*** Recorded information ***
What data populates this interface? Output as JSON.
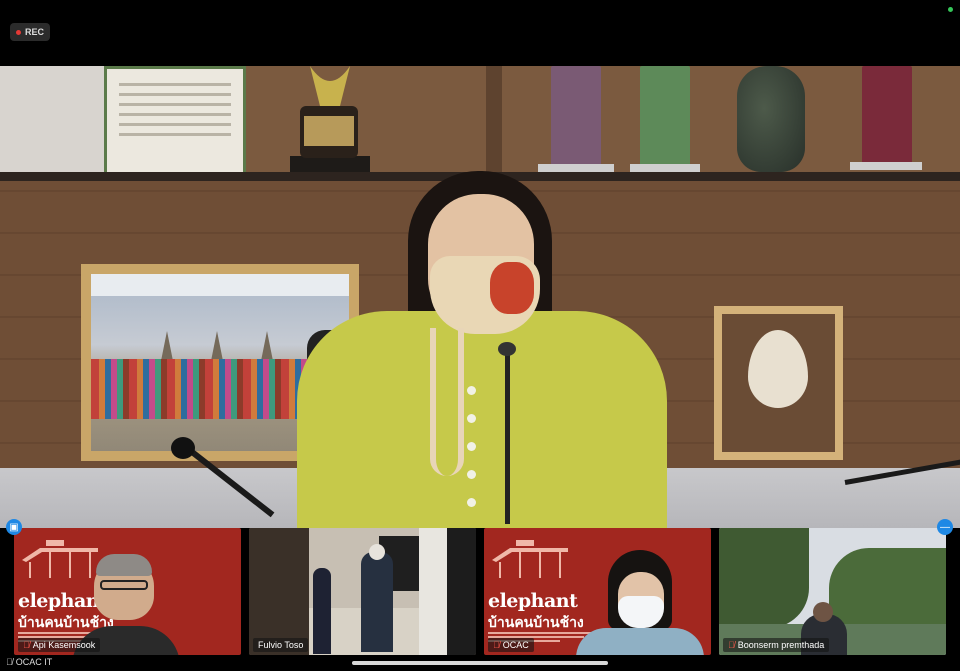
{
  "toolbar": {
    "rec_label": "REC"
  },
  "active_speaker": {
    "description_icon": "video-feed"
  },
  "participants": [
    {
      "name": "Api Kasemsook",
      "muted": true,
      "background": "elephant",
      "elephant_word": "elephant",
      "elephant_thai": "บ้านคนบ้านช้าง"
    },
    {
      "name": "Fulvio Toso",
      "muted": false,
      "background": "gallery"
    },
    {
      "name": "OCAC",
      "muted": true,
      "background": "elephant",
      "elephant_word": "elephant",
      "elephant_thai": "บ้านคนบ้านช้าง"
    },
    {
      "name": "Boonserm premthada",
      "muted": true,
      "background": "outdoor"
    }
  ],
  "self_view": {
    "name": "OCAC IT",
    "muted": true
  },
  "colors": {
    "accent": "#1e88e5",
    "rec_dot": "#e53935",
    "muted": "#ff5a4d",
    "elephant_bg": "#a2271f"
  }
}
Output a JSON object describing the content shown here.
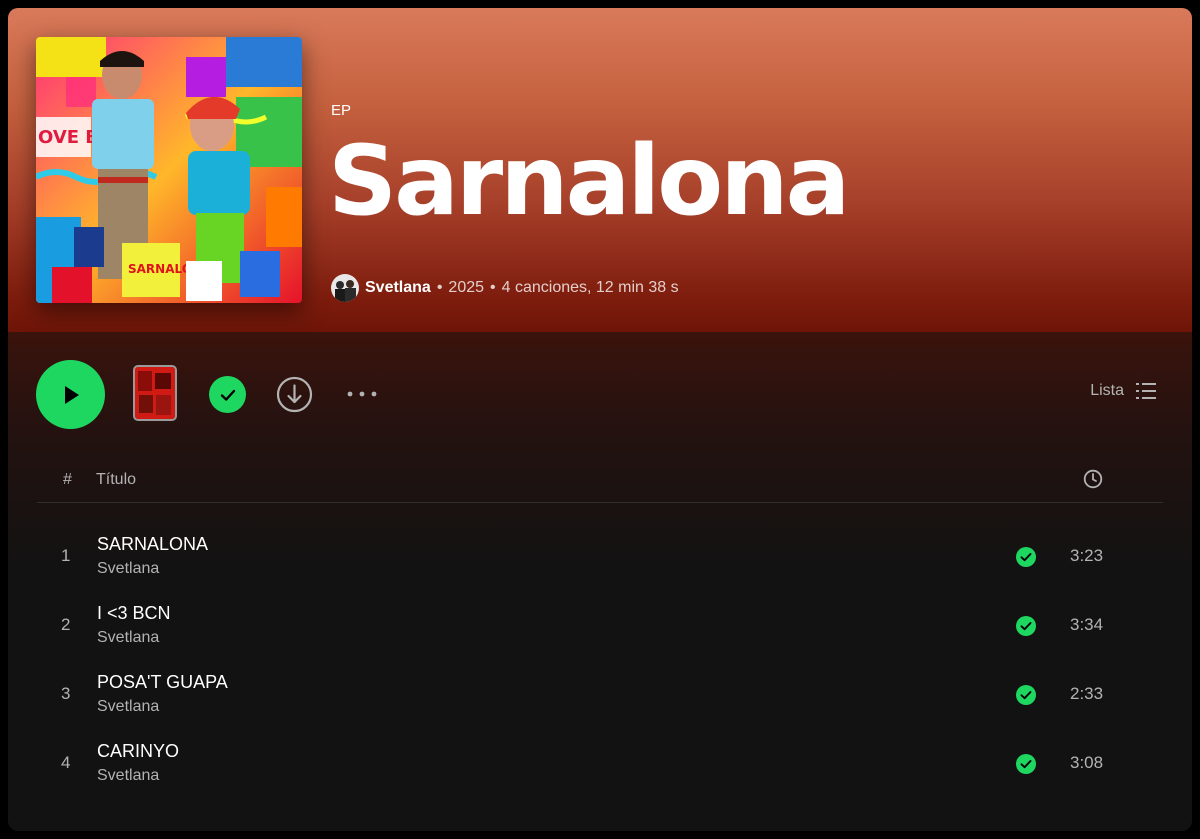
{
  "album": {
    "type": "EP",
    "title": "Sarnalona",
    "artist": "Svetlana",
    "year": "2025",
    "summary": "4 canciones, 12 min 38 s"
  },
  "controls": {
    "view_label": "Lista"
  },
  "table": {
    "col_number": "#",
    "col_title": "Título"
  },
  "tracks": [
    {
      "number": "1",
      "title": "SARNALONA",
      "artist": "Svetlana",
      "duration": "3:23",
      "saved": true
    },
    {
      "number": "2",
      "title": "I <3 BCN",
      "artist": "Svetlana",
      "duration": "3:34",
      "saved": true
    },
    {
      "number": "3",
      "title": "POSA'T GUAPA",
      "artist": "Svetlana",
      "duration": "2:33",
      "saved": true
    },
    {
      "number": "4",
      "title": "CARINYO",
      "artist": "Svetlana",
      "duration": "3:08",
      "saved": true
    }
  ],
  "colors": {
    "accent": "#1ed760",
    "hero_top": "#d97a5a",
    "hero_bottom": "#6e1508",
    "background": "#121212"
  }
}
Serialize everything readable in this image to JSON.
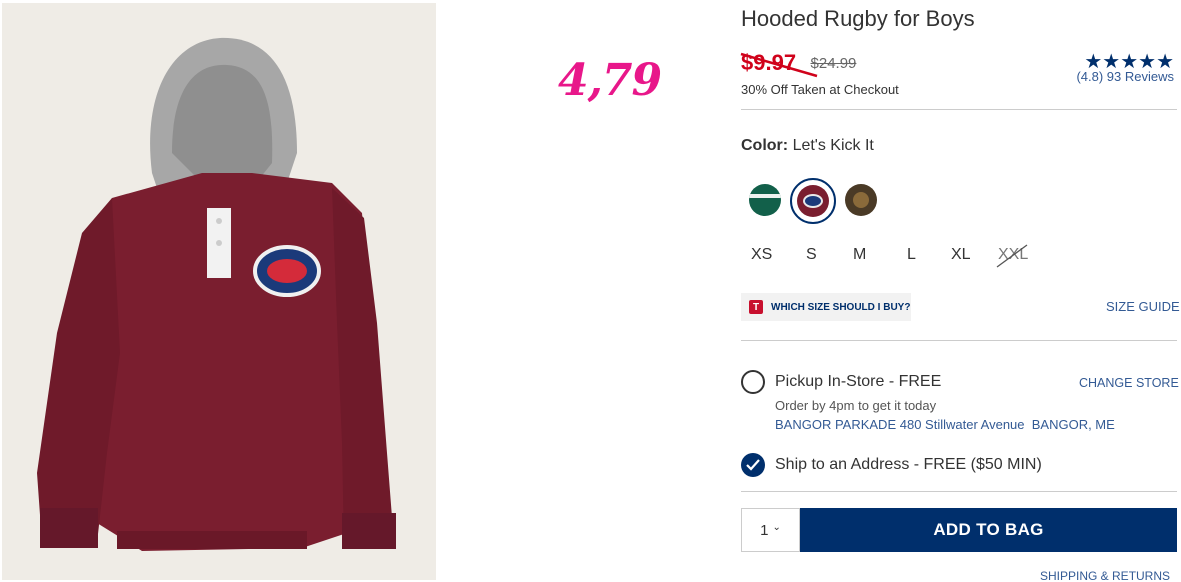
{
  "annotation": {
    "price_note": "4,79"
  },
  "product": {
    "title": "Hooded Rugby for Boys",
    "sale_price": "$9.97",
    "original_price": "$24.99",
    "discount_note": "30% Off Taken at Checkout",
    "image_icon": "hooded-rugby-shirt-image"
  },
  "rating": {
    "stars": "★★★★★",
    "reviews_text": "(4.8) 93 Reviews",
    "value": 4.8,
    "count": 93
  },
  "color": {
    "label": "Color:",
    "value": "Let's Kick It",
    "swatches": [
      {
        "name": "green-stripe",
        "hex": "#12604a"
      },
      {
        "name": "lets-kick-it",
        "hex": "#7a1e2f",
        "selected": true
      },
      {
        "name": "brown-patch",
        "hex": "#4a3a26"
      }
    ]
  },
  "sizes": [
    {
      "label": "XS",
      "available": true
    },
    {
      "label": "S",
      "available": true
    },
    {
      "label": "M",
      "available": true
    },
    {
      "label": "L",
      "available": true
    },
    {
      "label": "XL",
      "available": true
    },
    {
      "label": "XXL",
      "available": false
    }
  ],
  "size_help": {
    "badge": "T",
    "which_size": "WHICH SIZE SHOULD I BUY?",
    "size_guide": "SIZE GUIDE"
  },
  "fulfillment": {
    "pickup_label": "Pickup In-Store - FREE",
    "change_store": "CHANGE STORE",
    "order_by": "Order by 4pm to get it today",
    "store_address": "BANGOR PARKADE 480 Stillwater Avenue  BANGOR, ME",
    "ship_label": "Ship to an Address - FREE ($50 MIN)",
    "selected": "ship"
  },
  "cart": {
    "quantity": "1",
    "add_to_bag": "ADD TO BAG"
  },
  "footer": {
    "shipping_returns": "SHIPPING & RETURNS"
  },
  "colors": {
    "brand_navy": "#002f6c",
    "sale_red": "#d0021b",
    "annotation_pink": "#e8178a",
    "link_blue": "#335a94"
  }
}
***
> [Instructions to follow]:
Print out every entry above without changing a word, and leave out the pictures.

> [Exercise answer]:
What data populates this interface? Output as JSON.
{
  "toolbar": {
    "rec_label": "REC"
  },
  "active_speaker": {
    "description_icon": "video-feed"
  },
  "participants": [
    {
      "name": "Api Kasemsook",
      "muted": true,
      "background": "elephant",
      "elephant_word": "elephant",
      "elephant_thai": "บ้านคนบ้านช้าง"
    },
    {
      "name": "Fulvio Toso",
      "muted": false,
      "background": "gallery"
    },
    {
      "name": "OCAC",
      "muted": true,
      "background": "elephant",
      "elephant_word": "elephant",
      "elephant_thai": "บ้านคนบ้านช้าง"
    },
    {
      "name": "Boonserm premthada",
      "muted": true,
      "background": "outdoor"
    }
  ],
  "self_view": {
    "name": "OCAC IT",
    "muted": true
  },
  "colors": {
    "accent": "#1e88e5",
    "rec_dot": "#e53935",
    "muted": "#ff5a4d",
    "elephant_bg": "#a2271f"
  }
}
Output a JSON object describing the content shown here.
{
  "album": {
    "type": "EP",
    "title": "Sarnalona",
    "artist": "Svetlana",
    "year": "2025",
    "summary": "4 canciones, 12 min 38 s"
  },
  "controls": {
    "view_label": "Lista"
  },
  "table": {
    "col_number": "#",
    "col_title": "Título"
  },
  "tracks": [
    {
      "number": "1",
      "title": "SARNALONA",
      "artist": "Svetlana",
      "duration": "3:23",
      "saved": true
    },
    {
      "number": "2",
      "title": "I <3 BCN",
      "artist": "Svetlana",
      "duration": "3:34",
      "saved": true
    },
    {
      "number": "3",
      "title": "POSA'T GUAPA",
      "artist": "Svetlana",
      "duration": "2:33",
      "saved": true
    },
    {
      "number": "4",
      "title": "CARINYO",
      "artist": "Svetlana",
      "duration": "3:08",
      "saved": true
    }
  ],
  "colors": {
    "accent": "#1ed760",
    "hero_top": "#d97a5a",
    "hero_bottom": "#6e1508",
    "background": "#121212"
  }
}
Serialize everything readable in this image to JSON.
{
  "annotation": {
    "price_note": "4,79"
  },
  "product": {
    "title": "Hooded Rugby for Boys",
    "sale_price": "$9.97",
    "original_price": "$24.99",
    "discount_note": "30% Off Taken at Checkout",
    "image_icon": "hooded-rugby-shirt-image"
  },
  "rating": {
    "stars": "★★★★★",
    "reviews_text": "(4.8) 93 Reviews",
    "value": 4.8,
    "count": 93
  },
  "color": {
    "label": "Color:",
    "value": "Let's Kick It",
    "swatches": [
      {
        "name": "green-stripe",
        "hex": "#12604a"
      },
      {
        "name": "lets-kick-it",
        "hex": "#7a1e2f",
        "selected": true
      },
      {
        "name": "brown-patch",
        "hex": "#4a3a26"
      }
    ]
  },
  "sizes": [
    {
      "label": "XS",
      "available": true
    },
    {
      "label": "S",
      "available": true
    },
    {
      "label": "M",
      "available": true
    },
    {
      "label": "L",
      "available": true
    },
    {
      "label": "XL",
      "available": true
    },
    {
      "label": "XXL",
      "available": false
    }
  ],
  "size_help": {
    "badge": "T",
    "which_size": "WHICH SIZE SHOULD I BUY?",
    "size_guide": "SIZE GUIDE"
  },
  "fulfillment": {
    "pickup_label": "Pickup In-Store - FREE",
    "change_store": "CHANGE STORE",
    "order_by": "Order by 4pm to get it today",
    "store_address": "BANGOR PARKADE 480 Stillwater Avenue  BANGOR, ME",
    "ship_label": "Ship to an Address - FREE ($50 MIN)",
    "selected": "ship"
  },
  "cart": {
    "quantity": "1",
    "add_to_bag": "ADD TO BAG"
  },
  "footer": {
    "shipping_returns": "SHIPPING & RETURNS"
  },
  "colors": {
    "brand_navy": "#002f6c",
    "sale_red": "#d0021b",
    "annotation_pink": "#e8178a",
    "link_blue": "#335a94"
  }
}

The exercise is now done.